DATA SECTION:
----------------

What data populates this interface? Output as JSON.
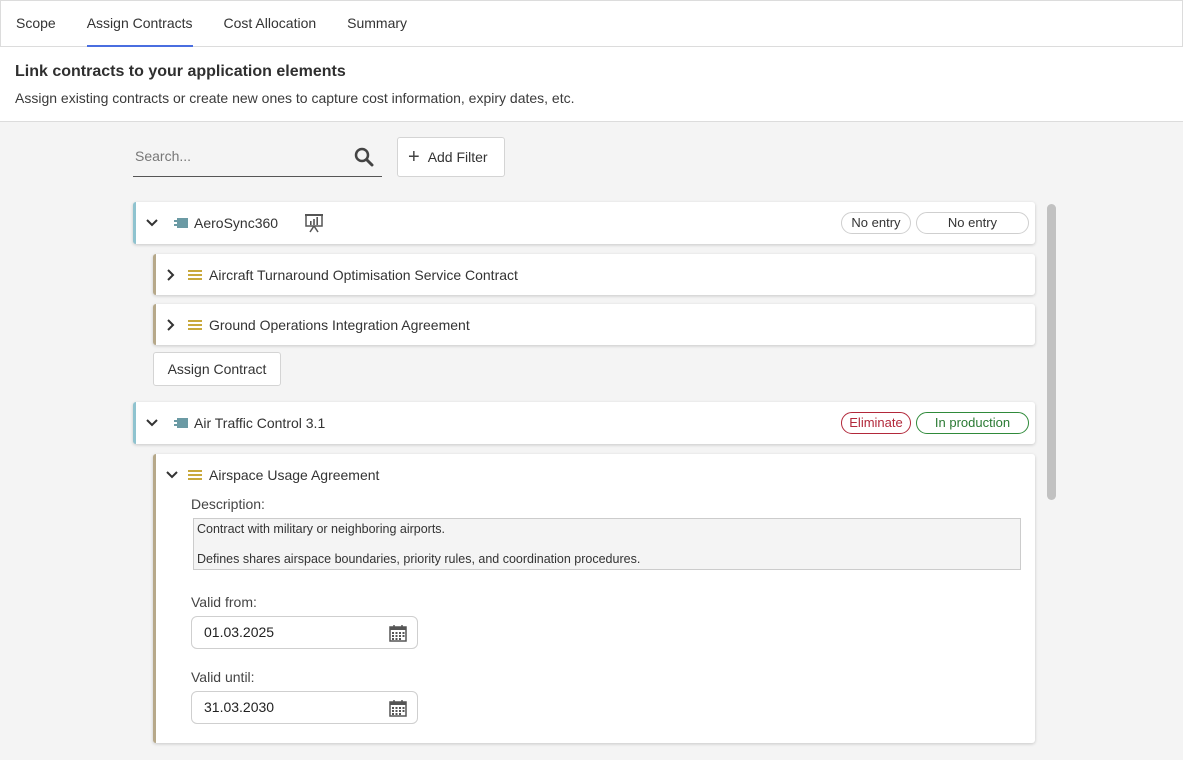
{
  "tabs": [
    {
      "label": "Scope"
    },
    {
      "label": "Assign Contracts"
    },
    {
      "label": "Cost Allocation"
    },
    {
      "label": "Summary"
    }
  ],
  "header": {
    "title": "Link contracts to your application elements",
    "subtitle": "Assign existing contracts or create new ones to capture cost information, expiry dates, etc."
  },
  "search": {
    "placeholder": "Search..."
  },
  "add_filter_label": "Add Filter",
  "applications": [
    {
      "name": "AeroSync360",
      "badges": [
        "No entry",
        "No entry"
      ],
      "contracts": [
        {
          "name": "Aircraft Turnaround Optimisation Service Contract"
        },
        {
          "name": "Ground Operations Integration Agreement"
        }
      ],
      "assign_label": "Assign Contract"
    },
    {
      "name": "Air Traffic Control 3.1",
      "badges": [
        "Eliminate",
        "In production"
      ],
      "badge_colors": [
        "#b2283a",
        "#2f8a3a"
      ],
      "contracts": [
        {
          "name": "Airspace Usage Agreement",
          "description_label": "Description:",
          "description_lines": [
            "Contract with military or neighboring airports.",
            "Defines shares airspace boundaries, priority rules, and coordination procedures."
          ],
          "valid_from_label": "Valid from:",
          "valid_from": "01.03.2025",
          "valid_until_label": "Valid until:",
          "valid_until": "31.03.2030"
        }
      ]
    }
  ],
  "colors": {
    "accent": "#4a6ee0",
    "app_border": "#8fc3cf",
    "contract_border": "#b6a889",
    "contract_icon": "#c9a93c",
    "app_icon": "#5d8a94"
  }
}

----------------

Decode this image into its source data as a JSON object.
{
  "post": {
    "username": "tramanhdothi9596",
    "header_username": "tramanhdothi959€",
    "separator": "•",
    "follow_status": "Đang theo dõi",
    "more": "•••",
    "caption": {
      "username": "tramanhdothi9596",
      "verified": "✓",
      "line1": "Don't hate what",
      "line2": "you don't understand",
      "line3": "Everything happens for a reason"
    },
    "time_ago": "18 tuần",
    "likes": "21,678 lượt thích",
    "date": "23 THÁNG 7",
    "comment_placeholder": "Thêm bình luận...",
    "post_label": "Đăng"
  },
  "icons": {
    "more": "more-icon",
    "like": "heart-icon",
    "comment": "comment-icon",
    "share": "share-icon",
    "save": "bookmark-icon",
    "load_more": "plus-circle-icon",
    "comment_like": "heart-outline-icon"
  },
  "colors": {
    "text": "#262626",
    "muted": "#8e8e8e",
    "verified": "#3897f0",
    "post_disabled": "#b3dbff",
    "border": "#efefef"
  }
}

----------------

YOUR TASK: Using the listing, collect all lines in which the string "Assign" is found.

EXPECTED ANSWER:
      "label": "Assign Contracts"
    "subtitle": "Assign existing contracts or create new ones to capture cost information, expiry dates, etc."
      "assign_label": "Assign Contract"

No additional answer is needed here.